[Exercise task]
Find all lines in the records that include the word "Click", and copy them out.

[Data rows]
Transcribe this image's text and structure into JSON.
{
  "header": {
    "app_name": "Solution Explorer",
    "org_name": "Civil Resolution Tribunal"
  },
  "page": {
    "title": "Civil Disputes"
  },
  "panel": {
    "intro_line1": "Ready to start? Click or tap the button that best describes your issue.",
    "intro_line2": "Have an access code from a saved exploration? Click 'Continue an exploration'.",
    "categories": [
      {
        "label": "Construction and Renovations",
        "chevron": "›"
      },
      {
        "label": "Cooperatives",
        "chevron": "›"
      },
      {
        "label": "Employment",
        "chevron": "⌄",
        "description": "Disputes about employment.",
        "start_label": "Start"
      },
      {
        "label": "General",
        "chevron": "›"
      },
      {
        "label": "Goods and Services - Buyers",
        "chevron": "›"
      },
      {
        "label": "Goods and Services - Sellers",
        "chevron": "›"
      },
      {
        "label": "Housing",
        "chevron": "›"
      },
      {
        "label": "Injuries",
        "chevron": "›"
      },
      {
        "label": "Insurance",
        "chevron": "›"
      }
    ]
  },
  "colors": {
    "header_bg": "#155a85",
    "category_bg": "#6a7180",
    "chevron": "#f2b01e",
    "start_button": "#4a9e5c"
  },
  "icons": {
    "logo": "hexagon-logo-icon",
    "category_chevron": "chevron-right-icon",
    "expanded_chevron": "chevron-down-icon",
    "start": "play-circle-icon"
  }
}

[Right answer]
    "intro_line1": "Ready to start? Click or tap the button that best describes your issue.",
    "intro_line2": "Have an access code from a saved exploration? Click 'Continue an exploration'.",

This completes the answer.